> [What you need to do] Locate the word "SUPPORT" in the data below, then copy every line that holds it.

> [Extracted data entries]
┌────────

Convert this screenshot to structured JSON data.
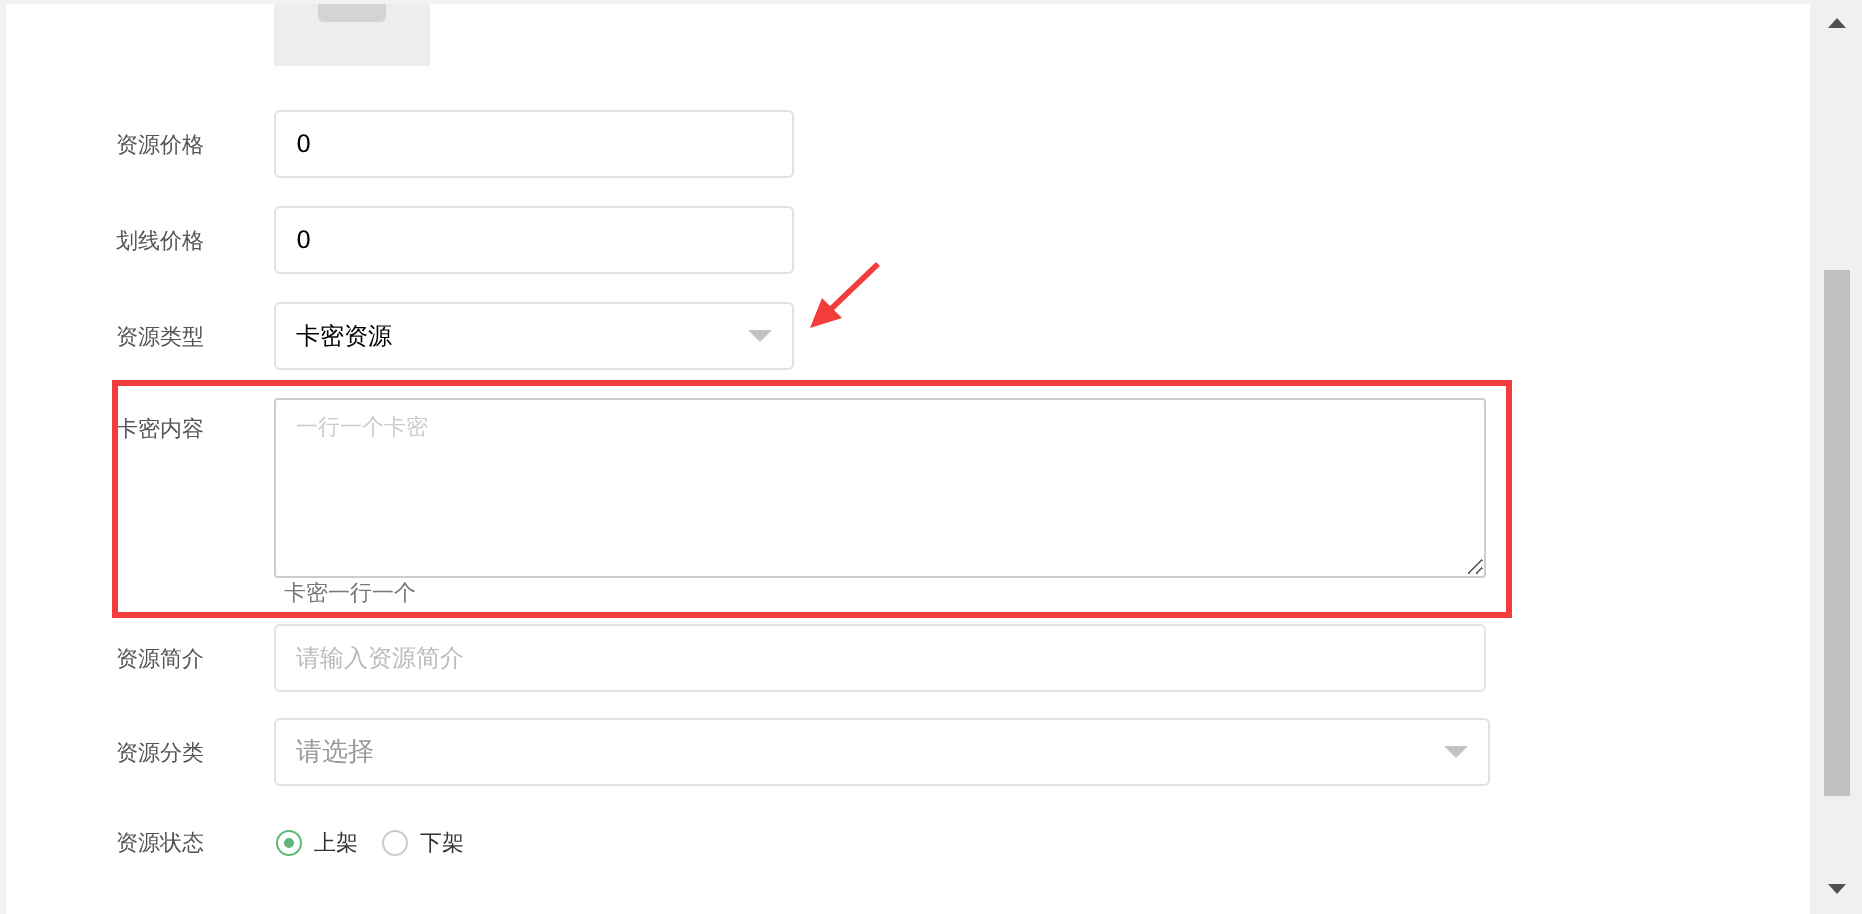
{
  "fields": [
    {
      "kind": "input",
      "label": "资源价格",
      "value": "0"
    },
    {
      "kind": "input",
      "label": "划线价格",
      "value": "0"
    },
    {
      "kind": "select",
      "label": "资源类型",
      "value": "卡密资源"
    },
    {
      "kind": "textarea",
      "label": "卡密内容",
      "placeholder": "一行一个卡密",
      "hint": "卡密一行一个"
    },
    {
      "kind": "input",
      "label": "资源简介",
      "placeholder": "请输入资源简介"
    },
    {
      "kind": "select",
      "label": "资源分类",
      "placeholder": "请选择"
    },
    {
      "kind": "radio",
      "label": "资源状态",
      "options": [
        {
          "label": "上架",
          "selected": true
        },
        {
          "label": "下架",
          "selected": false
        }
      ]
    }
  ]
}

└────────
┌────────

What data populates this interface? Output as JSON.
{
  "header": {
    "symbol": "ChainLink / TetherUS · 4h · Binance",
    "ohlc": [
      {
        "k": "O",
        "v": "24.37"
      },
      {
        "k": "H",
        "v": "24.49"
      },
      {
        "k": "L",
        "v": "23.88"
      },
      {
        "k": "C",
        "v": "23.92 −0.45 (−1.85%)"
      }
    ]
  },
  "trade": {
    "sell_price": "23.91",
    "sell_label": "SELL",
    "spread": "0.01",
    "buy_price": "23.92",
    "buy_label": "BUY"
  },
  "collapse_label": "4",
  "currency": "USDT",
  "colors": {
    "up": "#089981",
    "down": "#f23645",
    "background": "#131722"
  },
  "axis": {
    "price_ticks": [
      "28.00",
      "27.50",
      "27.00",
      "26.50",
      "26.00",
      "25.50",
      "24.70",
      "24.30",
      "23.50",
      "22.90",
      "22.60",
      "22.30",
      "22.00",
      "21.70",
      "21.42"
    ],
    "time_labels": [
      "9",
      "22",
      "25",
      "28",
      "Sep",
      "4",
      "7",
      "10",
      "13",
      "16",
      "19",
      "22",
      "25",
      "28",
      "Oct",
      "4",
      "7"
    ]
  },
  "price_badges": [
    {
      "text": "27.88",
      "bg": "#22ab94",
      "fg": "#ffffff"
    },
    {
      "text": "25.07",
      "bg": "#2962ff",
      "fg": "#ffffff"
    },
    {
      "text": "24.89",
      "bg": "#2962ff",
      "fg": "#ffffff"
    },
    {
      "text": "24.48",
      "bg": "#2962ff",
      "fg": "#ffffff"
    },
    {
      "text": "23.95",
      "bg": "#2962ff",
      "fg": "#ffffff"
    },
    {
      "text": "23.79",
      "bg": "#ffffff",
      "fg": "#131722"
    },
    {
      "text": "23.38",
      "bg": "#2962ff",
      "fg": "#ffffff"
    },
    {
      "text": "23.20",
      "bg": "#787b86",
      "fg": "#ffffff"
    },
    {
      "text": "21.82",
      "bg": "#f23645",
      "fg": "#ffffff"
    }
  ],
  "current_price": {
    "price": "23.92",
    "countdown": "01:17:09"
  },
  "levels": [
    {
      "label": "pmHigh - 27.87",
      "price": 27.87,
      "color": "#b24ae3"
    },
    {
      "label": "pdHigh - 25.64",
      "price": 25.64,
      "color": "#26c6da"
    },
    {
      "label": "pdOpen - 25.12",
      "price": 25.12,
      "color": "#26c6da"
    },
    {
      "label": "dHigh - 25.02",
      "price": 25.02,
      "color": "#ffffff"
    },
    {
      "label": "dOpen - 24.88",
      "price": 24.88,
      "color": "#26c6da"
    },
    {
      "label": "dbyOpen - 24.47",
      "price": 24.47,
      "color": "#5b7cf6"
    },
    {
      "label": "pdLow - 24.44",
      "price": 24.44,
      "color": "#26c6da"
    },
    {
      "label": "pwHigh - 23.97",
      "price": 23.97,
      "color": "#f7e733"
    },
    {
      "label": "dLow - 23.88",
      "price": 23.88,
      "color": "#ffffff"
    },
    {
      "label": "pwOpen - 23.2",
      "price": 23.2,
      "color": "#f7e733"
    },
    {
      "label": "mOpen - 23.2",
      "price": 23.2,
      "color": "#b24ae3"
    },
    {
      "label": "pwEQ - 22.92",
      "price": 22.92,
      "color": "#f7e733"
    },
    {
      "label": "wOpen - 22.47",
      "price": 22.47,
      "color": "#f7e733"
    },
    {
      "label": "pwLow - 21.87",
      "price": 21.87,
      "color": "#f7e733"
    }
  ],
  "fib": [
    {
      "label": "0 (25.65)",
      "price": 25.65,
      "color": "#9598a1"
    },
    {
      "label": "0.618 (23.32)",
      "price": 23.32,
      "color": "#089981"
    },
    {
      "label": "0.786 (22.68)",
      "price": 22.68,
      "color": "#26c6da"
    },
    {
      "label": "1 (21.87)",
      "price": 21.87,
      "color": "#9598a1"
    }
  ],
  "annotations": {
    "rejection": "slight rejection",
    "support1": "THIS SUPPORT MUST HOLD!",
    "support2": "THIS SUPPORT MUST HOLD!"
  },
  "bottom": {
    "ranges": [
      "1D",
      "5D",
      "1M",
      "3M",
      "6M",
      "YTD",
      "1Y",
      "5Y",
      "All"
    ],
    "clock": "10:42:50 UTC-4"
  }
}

└────────

> [Task solution]
    "support1": "THIS SUPPORT MUST HOLD!",
    "support2": "THIS SUPPORT MUST HOLD!"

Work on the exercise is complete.